## Dataset records
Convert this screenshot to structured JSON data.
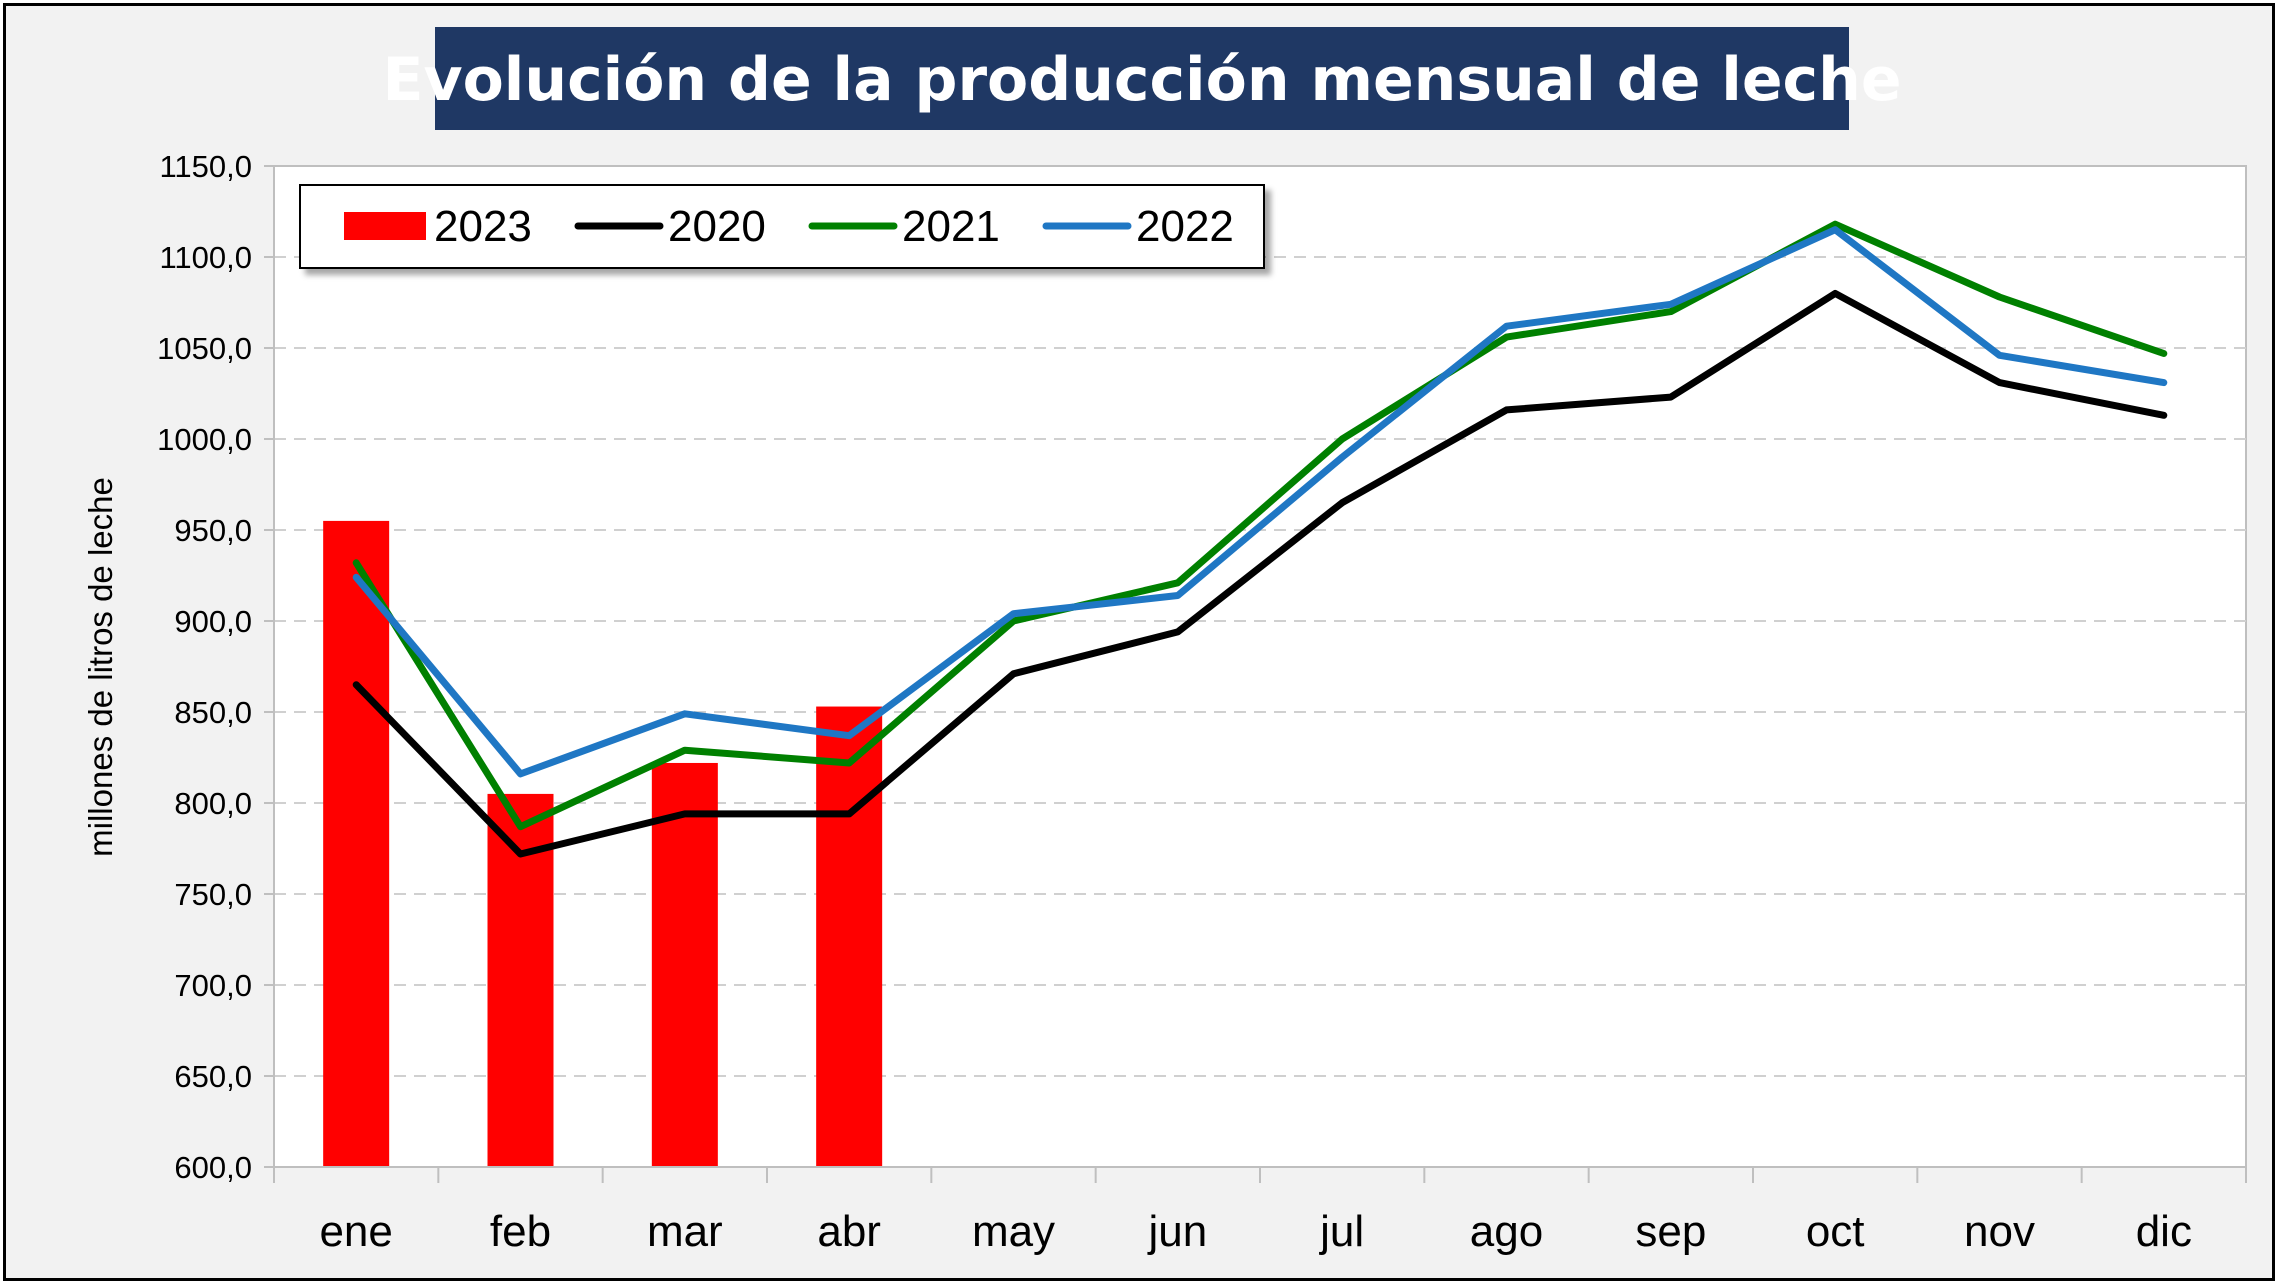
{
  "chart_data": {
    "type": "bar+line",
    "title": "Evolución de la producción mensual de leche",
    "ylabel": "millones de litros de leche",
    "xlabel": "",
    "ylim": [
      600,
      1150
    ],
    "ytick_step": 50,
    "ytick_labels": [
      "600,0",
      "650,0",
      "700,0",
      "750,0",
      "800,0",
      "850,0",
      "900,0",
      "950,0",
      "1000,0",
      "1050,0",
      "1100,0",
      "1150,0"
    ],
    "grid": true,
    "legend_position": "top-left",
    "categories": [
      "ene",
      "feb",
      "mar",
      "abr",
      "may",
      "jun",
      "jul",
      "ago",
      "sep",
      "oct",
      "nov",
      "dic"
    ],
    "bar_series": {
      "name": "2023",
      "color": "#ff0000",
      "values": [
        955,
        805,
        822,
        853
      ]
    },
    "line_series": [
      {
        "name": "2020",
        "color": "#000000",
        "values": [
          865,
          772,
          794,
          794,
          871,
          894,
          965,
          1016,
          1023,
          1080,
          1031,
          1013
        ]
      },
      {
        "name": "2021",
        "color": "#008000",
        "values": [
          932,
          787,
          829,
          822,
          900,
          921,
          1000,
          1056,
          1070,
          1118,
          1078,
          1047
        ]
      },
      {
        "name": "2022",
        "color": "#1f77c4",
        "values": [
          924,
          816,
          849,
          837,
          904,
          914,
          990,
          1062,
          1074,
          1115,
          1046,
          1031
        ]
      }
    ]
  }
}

--

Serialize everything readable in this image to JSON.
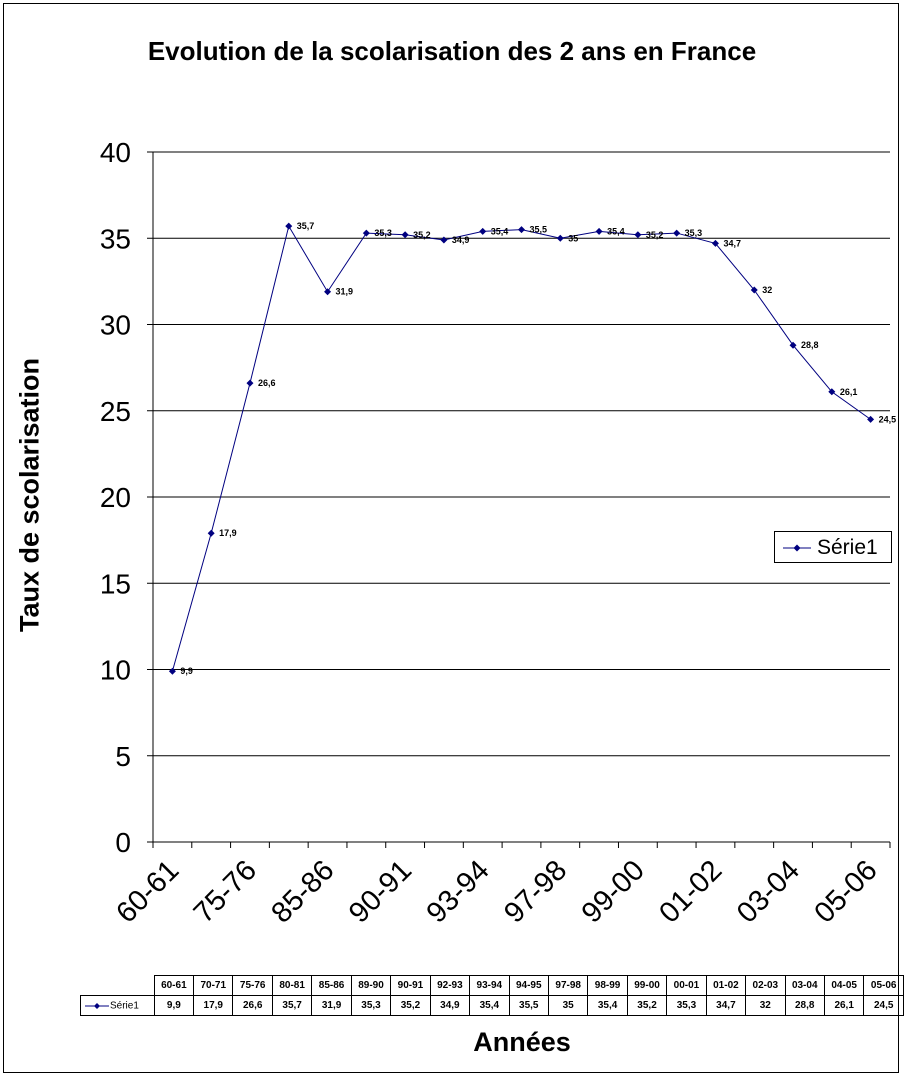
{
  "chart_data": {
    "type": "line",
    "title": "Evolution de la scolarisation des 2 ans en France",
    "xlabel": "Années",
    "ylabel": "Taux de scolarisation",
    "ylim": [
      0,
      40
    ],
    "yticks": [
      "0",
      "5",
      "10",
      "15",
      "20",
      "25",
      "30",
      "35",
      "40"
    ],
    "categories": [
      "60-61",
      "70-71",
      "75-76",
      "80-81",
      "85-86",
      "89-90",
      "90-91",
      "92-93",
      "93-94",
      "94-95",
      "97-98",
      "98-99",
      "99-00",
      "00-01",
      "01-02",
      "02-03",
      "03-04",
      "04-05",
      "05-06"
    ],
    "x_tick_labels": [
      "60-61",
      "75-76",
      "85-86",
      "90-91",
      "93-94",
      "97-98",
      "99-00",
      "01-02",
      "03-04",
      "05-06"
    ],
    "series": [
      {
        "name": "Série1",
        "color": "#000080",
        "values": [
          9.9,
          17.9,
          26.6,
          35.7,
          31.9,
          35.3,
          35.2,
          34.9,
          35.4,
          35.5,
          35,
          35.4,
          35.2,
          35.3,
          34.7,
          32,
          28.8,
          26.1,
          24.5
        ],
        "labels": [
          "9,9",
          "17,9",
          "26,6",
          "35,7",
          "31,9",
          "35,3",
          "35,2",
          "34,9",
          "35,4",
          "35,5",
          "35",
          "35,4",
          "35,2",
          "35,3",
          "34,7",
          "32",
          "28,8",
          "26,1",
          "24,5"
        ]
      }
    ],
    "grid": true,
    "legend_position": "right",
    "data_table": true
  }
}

## Description of the task
The word "JSON" may occur in lines of the records. Report how many such lines there are, giving only the number.

## Expected answer
2